- _What the task requires_:
Extract and list every line that contains the word "Üçgende".
* BEGIN Entries shown *
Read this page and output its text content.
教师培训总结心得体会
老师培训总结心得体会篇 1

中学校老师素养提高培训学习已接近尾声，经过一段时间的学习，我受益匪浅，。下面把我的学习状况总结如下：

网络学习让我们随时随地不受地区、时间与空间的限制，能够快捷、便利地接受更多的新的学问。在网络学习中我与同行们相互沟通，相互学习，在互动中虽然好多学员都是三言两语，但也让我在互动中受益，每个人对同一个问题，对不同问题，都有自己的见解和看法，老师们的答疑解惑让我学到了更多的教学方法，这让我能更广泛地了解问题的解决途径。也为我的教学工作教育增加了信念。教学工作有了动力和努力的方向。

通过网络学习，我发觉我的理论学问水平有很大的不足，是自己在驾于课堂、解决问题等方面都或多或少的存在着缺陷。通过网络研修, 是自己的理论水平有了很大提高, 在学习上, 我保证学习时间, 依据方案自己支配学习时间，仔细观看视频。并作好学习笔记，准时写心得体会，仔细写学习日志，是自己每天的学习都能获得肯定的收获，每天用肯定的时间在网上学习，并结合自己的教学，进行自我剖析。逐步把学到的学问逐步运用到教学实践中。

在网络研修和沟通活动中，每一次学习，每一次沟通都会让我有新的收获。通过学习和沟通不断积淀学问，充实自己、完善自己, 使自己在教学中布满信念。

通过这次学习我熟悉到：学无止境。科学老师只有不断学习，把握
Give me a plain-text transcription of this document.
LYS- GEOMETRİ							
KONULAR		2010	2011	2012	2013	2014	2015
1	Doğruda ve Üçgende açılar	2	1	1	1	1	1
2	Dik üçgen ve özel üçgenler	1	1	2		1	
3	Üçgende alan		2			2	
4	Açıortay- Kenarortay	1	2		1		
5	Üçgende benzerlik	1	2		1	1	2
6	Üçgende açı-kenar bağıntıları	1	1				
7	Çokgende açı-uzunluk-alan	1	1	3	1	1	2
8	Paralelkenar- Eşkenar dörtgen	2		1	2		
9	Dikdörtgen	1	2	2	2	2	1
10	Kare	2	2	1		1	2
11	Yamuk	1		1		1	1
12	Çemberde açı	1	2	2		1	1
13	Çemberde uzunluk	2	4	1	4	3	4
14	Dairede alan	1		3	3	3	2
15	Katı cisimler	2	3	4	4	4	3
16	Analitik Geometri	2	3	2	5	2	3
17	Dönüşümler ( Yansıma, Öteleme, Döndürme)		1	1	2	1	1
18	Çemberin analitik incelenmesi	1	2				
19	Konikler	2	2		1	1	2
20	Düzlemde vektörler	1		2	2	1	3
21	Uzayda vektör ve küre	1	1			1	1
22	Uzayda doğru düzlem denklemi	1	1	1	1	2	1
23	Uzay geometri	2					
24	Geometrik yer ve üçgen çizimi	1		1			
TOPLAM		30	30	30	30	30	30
* END Entries shown *
- _Answer_:
1	Doğruda ve Üçgende açılar	2	1	1	1	1	1
3	Üçgende alan		2			2	
5	Üçgende benzerlik	1	2		1	1	2
6	Üçgende açı-kenar bağıntıları	1	1				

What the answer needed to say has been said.